Figure collection entries:
* START *

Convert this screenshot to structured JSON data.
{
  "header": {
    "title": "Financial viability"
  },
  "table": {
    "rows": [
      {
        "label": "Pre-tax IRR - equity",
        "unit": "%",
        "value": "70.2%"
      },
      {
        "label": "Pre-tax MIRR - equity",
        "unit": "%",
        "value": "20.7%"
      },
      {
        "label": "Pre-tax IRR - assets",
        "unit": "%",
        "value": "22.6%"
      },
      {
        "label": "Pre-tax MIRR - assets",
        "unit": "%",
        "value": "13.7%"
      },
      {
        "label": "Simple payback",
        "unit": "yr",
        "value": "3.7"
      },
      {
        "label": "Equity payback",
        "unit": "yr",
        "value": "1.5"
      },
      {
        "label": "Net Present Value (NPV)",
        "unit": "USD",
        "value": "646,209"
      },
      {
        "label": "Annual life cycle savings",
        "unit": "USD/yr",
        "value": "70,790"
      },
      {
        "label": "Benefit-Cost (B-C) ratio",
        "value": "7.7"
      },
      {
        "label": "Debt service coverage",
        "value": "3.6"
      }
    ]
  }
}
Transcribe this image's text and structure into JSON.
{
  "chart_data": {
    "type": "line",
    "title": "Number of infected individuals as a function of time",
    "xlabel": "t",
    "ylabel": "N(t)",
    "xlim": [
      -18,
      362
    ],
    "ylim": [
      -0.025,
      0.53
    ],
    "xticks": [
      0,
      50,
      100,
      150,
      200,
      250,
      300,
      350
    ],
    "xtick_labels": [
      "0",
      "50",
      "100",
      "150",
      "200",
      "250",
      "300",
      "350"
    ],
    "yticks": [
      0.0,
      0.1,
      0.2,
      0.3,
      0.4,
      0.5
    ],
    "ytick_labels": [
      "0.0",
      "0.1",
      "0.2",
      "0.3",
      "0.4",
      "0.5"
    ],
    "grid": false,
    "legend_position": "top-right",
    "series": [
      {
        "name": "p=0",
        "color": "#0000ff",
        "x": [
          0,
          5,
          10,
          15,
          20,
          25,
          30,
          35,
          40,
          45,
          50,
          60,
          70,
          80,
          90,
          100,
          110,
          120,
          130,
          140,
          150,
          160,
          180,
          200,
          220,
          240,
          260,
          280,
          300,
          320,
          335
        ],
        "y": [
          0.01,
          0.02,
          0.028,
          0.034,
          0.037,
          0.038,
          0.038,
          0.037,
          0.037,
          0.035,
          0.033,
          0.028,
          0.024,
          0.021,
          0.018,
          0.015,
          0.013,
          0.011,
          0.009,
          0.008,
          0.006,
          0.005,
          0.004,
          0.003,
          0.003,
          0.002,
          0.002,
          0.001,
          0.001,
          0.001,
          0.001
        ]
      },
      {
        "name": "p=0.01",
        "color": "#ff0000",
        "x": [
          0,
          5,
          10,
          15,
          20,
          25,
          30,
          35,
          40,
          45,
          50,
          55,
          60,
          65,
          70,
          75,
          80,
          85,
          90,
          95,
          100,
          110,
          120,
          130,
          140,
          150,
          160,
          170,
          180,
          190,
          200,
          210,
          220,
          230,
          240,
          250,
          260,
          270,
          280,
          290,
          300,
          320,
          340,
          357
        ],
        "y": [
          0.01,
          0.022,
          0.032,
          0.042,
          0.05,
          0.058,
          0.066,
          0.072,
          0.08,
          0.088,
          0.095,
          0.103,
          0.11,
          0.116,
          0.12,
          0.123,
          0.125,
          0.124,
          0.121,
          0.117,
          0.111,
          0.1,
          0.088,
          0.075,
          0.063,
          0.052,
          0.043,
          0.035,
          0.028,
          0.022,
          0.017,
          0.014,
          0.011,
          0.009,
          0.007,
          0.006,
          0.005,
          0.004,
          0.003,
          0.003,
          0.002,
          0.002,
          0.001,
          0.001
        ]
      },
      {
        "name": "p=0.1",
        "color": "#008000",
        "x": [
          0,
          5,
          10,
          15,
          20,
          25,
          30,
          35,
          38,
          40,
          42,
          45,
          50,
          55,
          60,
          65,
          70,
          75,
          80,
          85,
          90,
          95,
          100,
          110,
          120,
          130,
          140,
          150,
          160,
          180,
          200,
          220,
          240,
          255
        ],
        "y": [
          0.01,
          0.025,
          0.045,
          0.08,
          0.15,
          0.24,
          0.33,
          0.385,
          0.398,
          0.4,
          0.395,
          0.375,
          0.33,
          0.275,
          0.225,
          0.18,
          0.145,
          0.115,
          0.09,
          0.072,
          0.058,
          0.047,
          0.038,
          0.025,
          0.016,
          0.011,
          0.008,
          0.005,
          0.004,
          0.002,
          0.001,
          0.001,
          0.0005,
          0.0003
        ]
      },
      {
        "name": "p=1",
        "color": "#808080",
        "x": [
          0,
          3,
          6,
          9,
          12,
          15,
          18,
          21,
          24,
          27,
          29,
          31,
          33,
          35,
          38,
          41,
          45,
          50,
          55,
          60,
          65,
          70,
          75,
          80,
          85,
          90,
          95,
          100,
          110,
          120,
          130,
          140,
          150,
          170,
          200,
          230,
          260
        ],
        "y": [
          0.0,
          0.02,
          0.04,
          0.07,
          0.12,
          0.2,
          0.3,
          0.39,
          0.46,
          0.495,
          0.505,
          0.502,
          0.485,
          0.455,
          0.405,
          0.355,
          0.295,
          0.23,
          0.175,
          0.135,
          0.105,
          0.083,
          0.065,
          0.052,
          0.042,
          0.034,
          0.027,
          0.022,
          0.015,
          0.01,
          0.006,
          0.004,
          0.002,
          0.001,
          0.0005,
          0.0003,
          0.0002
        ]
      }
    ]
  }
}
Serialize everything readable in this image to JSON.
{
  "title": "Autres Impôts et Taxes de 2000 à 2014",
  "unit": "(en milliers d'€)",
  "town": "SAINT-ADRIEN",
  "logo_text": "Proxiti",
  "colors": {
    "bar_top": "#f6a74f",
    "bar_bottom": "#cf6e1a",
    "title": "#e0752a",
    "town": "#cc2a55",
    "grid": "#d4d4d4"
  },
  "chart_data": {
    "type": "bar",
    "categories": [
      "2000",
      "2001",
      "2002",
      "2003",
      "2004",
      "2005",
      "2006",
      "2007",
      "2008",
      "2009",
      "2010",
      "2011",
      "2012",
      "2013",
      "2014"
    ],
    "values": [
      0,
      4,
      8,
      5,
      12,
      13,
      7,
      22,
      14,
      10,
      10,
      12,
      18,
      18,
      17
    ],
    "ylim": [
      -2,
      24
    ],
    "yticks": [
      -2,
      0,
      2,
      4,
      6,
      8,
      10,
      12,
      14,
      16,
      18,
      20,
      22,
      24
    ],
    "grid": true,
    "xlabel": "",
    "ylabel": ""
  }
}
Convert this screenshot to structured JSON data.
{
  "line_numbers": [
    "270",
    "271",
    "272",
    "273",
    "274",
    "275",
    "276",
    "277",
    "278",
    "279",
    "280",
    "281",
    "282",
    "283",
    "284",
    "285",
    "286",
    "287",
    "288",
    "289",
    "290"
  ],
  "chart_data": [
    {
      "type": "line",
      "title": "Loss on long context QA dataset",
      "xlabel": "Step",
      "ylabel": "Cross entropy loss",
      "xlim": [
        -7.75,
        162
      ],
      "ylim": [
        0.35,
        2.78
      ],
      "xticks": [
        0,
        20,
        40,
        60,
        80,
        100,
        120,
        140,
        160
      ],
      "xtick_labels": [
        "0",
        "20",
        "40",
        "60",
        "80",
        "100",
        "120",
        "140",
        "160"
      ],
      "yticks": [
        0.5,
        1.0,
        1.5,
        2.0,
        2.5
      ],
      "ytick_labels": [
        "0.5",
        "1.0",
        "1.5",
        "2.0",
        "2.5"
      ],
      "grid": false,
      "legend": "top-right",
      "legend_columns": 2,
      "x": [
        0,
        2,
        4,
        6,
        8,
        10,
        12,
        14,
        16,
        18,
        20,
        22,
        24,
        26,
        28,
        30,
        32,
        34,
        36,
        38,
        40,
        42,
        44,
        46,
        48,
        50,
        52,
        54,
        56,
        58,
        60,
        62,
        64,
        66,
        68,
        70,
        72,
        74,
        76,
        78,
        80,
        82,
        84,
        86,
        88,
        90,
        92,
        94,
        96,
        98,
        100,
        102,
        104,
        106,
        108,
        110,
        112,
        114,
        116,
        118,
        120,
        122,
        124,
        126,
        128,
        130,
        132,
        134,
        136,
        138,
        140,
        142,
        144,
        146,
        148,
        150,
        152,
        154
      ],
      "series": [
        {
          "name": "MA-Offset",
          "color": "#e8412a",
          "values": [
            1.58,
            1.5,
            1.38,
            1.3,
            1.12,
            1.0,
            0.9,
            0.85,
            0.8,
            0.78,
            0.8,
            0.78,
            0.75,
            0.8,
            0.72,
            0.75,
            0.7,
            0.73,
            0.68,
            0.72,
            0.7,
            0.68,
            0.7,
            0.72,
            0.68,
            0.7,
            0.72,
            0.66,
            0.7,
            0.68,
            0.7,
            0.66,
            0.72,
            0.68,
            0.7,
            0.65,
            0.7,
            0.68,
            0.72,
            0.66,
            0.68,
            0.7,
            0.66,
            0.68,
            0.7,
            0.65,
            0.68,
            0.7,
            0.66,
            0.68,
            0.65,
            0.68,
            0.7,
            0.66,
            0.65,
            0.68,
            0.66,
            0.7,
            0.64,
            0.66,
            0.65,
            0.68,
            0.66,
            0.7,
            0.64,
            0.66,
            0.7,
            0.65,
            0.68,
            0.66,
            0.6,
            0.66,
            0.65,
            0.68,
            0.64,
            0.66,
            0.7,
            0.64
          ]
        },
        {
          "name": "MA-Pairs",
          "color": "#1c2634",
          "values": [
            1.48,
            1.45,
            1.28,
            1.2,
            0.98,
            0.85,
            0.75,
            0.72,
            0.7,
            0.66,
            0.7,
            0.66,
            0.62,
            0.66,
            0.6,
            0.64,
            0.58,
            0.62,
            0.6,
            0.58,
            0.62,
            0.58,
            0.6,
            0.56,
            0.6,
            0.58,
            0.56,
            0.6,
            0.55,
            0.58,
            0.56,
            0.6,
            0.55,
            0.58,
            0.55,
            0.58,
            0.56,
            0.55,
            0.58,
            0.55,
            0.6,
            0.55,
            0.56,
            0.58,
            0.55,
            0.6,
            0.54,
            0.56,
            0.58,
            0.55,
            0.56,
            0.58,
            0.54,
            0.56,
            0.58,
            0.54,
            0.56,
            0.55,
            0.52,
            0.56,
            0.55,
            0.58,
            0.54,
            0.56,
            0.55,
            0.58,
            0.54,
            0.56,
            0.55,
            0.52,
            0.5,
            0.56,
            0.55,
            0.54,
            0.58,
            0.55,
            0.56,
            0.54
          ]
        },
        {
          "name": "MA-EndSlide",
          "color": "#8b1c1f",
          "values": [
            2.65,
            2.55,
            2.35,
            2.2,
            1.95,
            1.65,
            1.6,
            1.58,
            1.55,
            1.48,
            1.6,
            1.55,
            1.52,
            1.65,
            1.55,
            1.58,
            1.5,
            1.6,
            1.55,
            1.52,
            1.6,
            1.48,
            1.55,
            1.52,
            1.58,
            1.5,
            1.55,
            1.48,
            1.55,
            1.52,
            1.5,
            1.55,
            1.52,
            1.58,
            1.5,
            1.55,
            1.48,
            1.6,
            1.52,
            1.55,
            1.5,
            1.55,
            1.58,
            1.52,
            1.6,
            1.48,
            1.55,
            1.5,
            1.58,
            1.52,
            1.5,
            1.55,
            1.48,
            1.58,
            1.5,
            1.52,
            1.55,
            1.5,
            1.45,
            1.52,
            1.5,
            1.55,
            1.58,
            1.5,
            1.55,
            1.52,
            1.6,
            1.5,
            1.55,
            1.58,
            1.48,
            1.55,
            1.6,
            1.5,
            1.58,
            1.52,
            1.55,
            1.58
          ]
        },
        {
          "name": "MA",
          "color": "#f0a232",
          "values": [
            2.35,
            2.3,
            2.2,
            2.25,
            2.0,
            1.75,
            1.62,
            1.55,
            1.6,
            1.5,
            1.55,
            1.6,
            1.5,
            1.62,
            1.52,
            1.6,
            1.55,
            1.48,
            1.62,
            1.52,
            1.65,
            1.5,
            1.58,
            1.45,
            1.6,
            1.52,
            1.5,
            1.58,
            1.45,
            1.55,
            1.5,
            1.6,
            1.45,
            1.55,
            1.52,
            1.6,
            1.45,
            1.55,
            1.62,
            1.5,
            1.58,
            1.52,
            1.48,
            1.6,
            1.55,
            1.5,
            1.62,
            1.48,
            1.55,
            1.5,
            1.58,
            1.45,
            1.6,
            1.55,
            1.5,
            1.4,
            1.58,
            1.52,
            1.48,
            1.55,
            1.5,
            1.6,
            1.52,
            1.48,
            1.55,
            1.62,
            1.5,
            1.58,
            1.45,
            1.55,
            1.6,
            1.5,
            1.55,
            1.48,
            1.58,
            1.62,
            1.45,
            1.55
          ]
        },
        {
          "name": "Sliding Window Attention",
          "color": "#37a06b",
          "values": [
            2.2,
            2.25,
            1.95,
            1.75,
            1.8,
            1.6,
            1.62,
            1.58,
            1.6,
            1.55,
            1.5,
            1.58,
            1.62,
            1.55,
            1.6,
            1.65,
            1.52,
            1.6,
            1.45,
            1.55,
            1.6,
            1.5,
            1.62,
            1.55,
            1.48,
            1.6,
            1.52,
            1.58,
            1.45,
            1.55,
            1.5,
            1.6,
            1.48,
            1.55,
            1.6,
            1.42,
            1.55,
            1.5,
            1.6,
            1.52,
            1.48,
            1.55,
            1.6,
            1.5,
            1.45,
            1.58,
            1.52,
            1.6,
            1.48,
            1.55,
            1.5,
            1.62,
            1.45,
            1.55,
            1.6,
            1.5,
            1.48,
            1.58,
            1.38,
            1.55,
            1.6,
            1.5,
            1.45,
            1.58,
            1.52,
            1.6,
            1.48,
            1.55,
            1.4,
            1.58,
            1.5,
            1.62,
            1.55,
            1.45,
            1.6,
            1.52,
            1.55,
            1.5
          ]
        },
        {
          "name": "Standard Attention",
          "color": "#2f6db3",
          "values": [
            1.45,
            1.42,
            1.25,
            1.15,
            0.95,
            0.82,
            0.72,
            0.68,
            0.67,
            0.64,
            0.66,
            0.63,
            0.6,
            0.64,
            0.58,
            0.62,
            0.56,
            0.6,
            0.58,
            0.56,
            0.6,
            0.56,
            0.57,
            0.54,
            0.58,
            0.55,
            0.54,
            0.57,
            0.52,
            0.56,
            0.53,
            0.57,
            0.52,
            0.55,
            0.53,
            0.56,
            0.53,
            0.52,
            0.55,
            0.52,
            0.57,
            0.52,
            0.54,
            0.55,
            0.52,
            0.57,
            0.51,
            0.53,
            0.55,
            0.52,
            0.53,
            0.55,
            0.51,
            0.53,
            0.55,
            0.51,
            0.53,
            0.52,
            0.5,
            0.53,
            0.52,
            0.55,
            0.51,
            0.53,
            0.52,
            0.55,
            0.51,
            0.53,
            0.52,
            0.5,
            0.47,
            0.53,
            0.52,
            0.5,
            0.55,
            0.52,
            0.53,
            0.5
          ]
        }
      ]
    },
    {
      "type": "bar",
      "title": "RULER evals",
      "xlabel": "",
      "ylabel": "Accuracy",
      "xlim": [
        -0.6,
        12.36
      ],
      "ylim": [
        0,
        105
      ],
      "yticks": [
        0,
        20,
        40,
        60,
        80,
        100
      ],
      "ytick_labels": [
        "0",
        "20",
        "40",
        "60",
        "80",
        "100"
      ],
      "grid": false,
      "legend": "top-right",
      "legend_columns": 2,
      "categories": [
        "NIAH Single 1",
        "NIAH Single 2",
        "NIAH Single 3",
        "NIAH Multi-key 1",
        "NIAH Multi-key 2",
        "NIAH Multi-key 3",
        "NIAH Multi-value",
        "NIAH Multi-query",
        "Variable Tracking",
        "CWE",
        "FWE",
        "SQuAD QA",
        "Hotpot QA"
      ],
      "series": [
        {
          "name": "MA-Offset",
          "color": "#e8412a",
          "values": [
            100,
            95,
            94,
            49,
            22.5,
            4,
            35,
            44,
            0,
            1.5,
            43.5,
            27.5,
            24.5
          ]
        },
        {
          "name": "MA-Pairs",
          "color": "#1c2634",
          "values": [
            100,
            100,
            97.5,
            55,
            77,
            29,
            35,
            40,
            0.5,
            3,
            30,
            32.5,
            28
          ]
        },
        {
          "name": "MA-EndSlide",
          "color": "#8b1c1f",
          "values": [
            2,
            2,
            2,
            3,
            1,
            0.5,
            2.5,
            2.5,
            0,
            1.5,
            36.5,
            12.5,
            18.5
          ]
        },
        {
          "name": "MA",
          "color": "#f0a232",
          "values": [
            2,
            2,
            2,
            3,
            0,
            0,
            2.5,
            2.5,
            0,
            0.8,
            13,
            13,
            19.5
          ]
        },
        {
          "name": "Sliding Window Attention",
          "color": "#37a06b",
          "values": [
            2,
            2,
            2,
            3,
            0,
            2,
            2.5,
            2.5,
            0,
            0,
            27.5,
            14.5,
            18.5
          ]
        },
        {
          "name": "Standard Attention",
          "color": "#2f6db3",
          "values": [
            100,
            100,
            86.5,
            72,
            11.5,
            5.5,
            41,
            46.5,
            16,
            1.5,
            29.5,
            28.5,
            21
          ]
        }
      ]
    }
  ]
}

* END *

To be done: Read the data above and pull out each line that holds the string "Multi".

Answer to this problem:
        "NIAH Multi-key 1",
        "NIAH Multi-key 2",
        "NIAH Multi-key 3",
        "NIAH Multi-value",
        "NIAH Multi-query",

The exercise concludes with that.